Records:
------------------------------------

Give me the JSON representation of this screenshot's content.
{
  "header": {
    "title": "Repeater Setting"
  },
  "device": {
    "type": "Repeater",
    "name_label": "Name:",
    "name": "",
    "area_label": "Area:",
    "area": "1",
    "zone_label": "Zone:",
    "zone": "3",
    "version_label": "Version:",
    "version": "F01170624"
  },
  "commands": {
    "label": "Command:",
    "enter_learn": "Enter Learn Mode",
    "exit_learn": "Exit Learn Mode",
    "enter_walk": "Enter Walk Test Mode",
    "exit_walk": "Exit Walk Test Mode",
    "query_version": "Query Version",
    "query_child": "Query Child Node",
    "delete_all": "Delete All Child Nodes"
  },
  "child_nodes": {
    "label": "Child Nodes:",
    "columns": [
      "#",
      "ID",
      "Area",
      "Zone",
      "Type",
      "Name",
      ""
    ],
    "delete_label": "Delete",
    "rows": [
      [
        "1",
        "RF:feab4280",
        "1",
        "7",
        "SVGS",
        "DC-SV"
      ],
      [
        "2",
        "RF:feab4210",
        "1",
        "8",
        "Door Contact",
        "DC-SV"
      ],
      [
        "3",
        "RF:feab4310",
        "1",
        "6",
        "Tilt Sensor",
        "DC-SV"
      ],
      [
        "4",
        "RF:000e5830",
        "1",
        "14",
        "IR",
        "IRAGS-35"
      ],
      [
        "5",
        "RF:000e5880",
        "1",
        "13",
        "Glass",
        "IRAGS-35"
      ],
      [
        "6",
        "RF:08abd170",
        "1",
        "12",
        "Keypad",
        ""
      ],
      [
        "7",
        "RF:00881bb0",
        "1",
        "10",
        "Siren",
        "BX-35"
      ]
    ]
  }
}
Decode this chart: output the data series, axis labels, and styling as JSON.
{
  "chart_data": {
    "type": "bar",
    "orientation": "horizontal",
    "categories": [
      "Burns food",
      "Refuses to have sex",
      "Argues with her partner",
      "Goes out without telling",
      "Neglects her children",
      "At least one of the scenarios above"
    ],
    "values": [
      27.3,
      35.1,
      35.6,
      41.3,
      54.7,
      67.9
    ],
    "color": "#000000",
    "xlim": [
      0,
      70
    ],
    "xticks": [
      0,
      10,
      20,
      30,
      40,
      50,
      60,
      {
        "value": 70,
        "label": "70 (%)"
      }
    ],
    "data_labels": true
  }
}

------------------------------------

**Exercise aim:** All lines of the data above that include the word "this" must be shown.

**Exercise response:**
Give me the JSON representation of this screenshot's content.
Decode this chart: output the data series, axis labels, and styling as JSON.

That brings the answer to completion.